→ **INSTRUCTIONS FOR THE TASK**: Retype the following material line for line, leaving out the pictures.
───
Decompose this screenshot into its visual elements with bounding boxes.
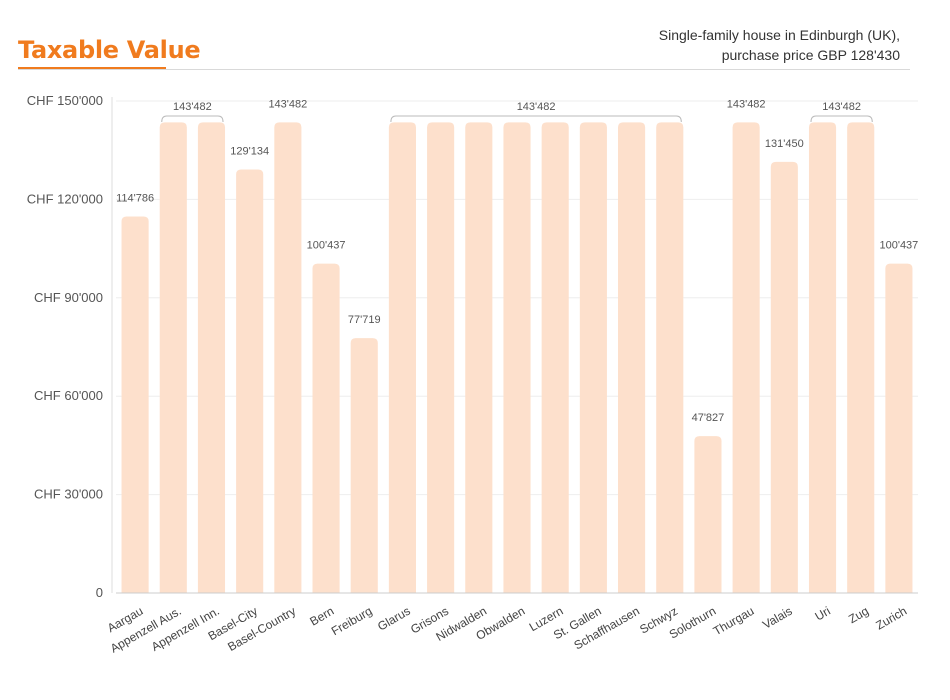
data-label: 143'482 (822, 101, 861, 113)
y-axis: 0 CHF 30'000 CHF 60'000 CHF 90'000 CHF 120'0… (27, 93, 113, 600)
value-brackets (161, 115, 873, 123)
data-label: 100'437 (879, 240, 918, 252)
bar (579, 122, 607, 594)
data-label: 143'482 (517, 101, 556, 113)
y-tick-label: CHF 60'000 (34, 388, 103, 403)
data-label: 131'450 (765, 138, 804, 150)
value-bracket (390, 115, 682, 123)
value-bracket (161, 115, 224, 123)
page-title: Taxable Value (18, 36, 201, 64)
title-underline (18, 67, 166, 70)
category-label: Zurich (873, 604, 909, 633)
subtitle-line-1: Single-family house in Edinburgh (UK), (658, 27, 900, 43)
data-label: 47'827 (692, 412, 725, 424)
bar (808, 122, 837, 594)
category-label: Valais (760, 604, 795, 632)
y-tick-label: CHF 150'000 (27, 93, 103, 108)
chart-subtitle: Single-family house in Edinburgh (UK), p… (659, 25, 900, 65)
data-label: 129'134 (230, 145, 269, 157)
chart-header: Taxable Value Single-family house in Edi… (0, 0, 950, 80)
bar (656, 122, 684, 594)
bar (274, 122, 302, 594)
bar (732, 122, 760, 594)
bar (121, 216, 149, 593)
category-label: Thurgau (711, 604, 757, 638)
bar (350, 338, 378, 593)
data-label: 100'437 (307, 240, 346, 252)
bar (770, 161, 798, 593)
bar (541, 122, 569, 594)
y-tick-label: CHF 120'000 (27, 191, 103, 206)
bar (427, 122, 455, 594)
data-label: 143'482 (727, 98, 766, 110)
bar (503, 122, 531, 594)
category-label: Zug (846, 604, 871, 626)
bar (847, 122, 875, 594)
subtitle-line-2: purchase price GBP 128'430 (721, 47, 900, 63)
bar (465, 122, 493, 594)
data-labels: 114'786 143'482 129'134 143'482 100'437 77'71… (116, 98, 918, 424)
bar (694, 436, 722, 593)
category-label: Uri (813, 604, 833, 624)
bar (159, 122, 187, 594)
data-label: 77'719 (348, 314, 381, 326)
header-divider (18, 69, 910, 70)
bars (121, 122, 913, 594)
bar (618, 122, 646, 594)
category-label: Freiburg (329, 604, 375, 638)
y-tick-label: CHF 90'000 (34, 290, 103, 305)
bar (236, 169, 264, 593)
bar (312, 263, 340, 593)
category-label: Glarus (375, 604, 413, 634)
y-tick-label: CHF 30'000 (34, 487, 103, 502)
data-label: 143'482 (268, 98, 307, 110)
bar (885, 263, 913, 593)
data-label: 143'482 (173, 101, 212, 113)
y-tick-label: 0 (96, 585, 103, 600)
value-bracket (810, 115, 873, 123)
data-label: 114'786 (116, 193, 154, 205)
bar (197, 122, 226, 594)
bar (388, 122, 416, 594)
───
→ **WRITTEN SOLUTION**:
Decompose this screenshot into its visual elements with bounding boxes.
data-label: 143'482 (822, 101, 861, 113)
y-axis: 0 CHF 30'000 CHF 60'000 CHF 90'000 CHF 120'0… (27, 93, 113, 600)
value-brackets (161, 115, 873, 123)
data-label: 100'437 (879, 240, 918, 252)
bar (579, 122, 607, 594)
data-label: 143'482 (517, 101, 556, 113)
y-tick-label: CHF 60'000 (34, 388, 103, 403)
data-label: 131'450 (765, 138, 804, 150)
value-bracket (390, 115, 682, 123)
value-bracket (161, 115, 224, 123)
page-title: Taxable Value (18, 36, 201, 64)
title-underline (18, 67, 166, 70)
category-label: Zurich (873, 604, 909, 633)
subtitle-line-1: Single-family house in Edinburgh (UK), (658, 27, 900, 43)
data-label: 47'827 (692, 412, 725, 424)
bar (808, 122, 837, 594)
category-label: Valais (760, 604, 795, 632)
y-tick-label: CHF 150'000 (27, 93, 103, 108)
chart-subtitle: Single-family house in Edinburgh (UK), p… (659, 25, 900, 65)
data-label: 129'134 (230, 145, 269, 157)
chart-header: Taxable Value Single-family house in Edi… (0, 0, 950, 80)
bar (656, 122, 684, 594)
bar (274, 122, 302, 594)
bar (732, 122, 760, 594)
bar (121, 216, 149, 593)
category-label: Thurgau (711, 604, 757, 638)
bar (350, 338, 378, 593)
data-label: 100'437 (307, 240, 346, 252)
bar (770, 161, 798, 593)
bar (541, 122, 569, 594)
y-tick-label: CHF 120'000 (27, 191, 103, 206)
bar (427, 122, 455, 594)
data-label: 143'482 (727, 98, 766, 110)
bar (503, 122, 531, 594)
category-label: Zug (846, 604, 871, 626)
bar (847, 122, 875, 594)
subtitle-line-2: purchase price GBP 128'430 (721, 47, 900, 63)
bar (465, 122, 493, 594)
data-labels: 114'786 143'482 129'134 143'482 100'437 77'71… (116, 98, 918, 424)
bar (694, 436, 722, 593)
category-label: Uri (813, 604, 833, 624)
bar (159, 122, 187, 594)
data-label: 77'719 (348, 314, 381, 326)
header-divider (18, 69, 910, 70)
bars (121, 122, 913, 594)
bar (618, 122, 646, 594)
category-label: Freiburg (329, 604, 375, 638)
y-tick-label: CHF 90'000 (34, 290, 103, 305)
bar (236, 169, 264, 593)
bar (312, 263, 340, 593)
category-label: Glarus (375, 604, 413, 634)
y-tick-label: CHF 30'000 (34, 487, 103, 502)
data-label: 143'482 (268, 98, 307, 110)
bar (885, 263, 913, 593)
data-label: 143'482 (173, 101, 212, 113)
y-tick-label: 0 (96, 585, 103, 600)
value-bracket (810, 115, 873, 123)
data-label: 114'786 (116, 193, 154, 205)
bar (197, 122, 226, 594)
bar (388, 122, 416, 594)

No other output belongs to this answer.